◆ Records supplied:
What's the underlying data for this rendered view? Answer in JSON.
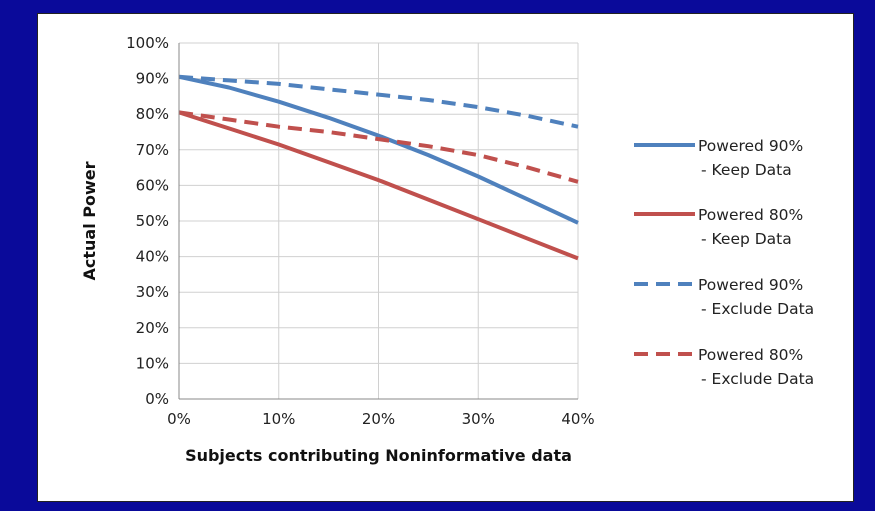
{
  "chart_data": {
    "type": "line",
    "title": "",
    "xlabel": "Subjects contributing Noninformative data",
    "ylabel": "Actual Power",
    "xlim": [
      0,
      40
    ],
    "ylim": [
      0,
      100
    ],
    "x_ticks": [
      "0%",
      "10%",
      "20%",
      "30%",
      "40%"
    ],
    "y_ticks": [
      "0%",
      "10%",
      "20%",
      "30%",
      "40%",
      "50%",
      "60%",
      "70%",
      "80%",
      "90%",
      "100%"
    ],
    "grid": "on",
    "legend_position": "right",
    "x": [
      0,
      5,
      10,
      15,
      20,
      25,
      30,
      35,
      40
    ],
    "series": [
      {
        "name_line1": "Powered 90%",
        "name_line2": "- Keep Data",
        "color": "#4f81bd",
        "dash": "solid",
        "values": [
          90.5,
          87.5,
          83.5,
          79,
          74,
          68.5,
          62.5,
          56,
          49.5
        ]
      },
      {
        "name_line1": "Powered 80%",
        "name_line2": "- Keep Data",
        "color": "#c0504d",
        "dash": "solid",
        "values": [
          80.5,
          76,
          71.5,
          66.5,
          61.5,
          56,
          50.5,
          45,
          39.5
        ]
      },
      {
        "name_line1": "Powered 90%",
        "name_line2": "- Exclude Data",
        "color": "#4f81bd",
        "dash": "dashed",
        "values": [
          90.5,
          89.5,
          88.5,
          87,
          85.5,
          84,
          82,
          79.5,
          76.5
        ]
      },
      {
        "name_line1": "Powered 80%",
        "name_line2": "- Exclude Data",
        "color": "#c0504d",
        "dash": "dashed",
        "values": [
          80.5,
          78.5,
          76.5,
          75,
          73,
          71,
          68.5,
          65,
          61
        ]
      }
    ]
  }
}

---

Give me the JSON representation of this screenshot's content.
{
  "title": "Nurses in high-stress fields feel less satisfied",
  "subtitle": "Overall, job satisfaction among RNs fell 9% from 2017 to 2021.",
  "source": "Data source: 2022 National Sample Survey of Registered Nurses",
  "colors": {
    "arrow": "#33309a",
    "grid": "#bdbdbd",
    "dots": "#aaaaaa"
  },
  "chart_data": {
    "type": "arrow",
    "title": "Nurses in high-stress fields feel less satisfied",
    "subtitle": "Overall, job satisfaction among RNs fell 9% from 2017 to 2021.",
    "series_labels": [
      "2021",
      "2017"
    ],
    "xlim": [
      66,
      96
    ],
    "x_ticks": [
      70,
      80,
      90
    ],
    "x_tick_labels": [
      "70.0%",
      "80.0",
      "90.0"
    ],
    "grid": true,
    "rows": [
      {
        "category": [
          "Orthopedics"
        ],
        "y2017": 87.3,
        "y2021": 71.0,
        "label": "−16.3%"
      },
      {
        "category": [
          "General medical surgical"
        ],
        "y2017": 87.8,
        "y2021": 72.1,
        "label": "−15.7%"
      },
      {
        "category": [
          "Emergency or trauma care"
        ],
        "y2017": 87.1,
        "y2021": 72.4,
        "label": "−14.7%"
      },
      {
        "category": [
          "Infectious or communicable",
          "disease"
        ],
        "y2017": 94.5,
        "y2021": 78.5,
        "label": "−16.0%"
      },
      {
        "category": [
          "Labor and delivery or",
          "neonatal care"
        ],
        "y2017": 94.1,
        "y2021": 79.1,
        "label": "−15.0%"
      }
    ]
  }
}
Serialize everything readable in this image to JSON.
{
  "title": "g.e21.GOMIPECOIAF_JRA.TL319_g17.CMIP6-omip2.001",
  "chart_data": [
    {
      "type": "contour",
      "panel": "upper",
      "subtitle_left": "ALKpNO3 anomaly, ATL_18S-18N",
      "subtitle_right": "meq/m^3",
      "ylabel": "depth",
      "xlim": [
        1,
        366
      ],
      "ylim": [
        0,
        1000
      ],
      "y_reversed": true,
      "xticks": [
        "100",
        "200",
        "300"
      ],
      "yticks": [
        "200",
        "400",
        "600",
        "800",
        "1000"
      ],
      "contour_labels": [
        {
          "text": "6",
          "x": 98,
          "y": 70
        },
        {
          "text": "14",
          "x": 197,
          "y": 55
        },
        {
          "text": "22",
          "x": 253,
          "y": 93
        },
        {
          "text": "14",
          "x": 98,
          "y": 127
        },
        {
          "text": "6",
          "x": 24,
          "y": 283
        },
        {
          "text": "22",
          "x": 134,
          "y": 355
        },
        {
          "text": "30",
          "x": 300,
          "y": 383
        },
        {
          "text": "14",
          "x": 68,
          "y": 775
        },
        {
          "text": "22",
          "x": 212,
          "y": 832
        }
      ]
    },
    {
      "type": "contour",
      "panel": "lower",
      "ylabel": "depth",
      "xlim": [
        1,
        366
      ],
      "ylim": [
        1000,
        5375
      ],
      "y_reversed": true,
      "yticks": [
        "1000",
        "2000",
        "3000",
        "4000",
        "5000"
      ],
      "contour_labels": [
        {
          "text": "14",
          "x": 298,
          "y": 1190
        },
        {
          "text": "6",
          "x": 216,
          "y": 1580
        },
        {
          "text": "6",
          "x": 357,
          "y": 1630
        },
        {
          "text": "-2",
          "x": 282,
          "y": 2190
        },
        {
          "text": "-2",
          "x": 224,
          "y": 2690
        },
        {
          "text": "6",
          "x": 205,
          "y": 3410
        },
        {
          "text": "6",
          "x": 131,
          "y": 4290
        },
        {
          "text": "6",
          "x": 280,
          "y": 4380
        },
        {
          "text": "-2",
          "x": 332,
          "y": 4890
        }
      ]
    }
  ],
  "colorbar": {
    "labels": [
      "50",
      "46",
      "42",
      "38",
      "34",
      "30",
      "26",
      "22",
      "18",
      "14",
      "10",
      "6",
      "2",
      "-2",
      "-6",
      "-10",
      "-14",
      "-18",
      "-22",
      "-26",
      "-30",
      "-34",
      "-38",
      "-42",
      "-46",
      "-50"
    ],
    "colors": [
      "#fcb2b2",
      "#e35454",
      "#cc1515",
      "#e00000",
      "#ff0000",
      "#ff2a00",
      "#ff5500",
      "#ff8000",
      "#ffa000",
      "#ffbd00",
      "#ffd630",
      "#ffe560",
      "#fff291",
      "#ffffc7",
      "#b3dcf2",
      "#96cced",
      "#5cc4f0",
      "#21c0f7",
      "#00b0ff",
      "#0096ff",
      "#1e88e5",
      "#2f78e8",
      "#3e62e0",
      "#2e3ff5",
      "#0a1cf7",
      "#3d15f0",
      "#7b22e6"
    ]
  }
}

◆ Given task:
Scan the material above. Return every line containing the string "among".

◆ Worked answer:
  "subtitle": "Overall, job satisfaction among RNs fell 9% from 2017 to 2021.",
    "subtitle": "Overall, job satisfaction among RNs fell 9% from 2017 to 2021.",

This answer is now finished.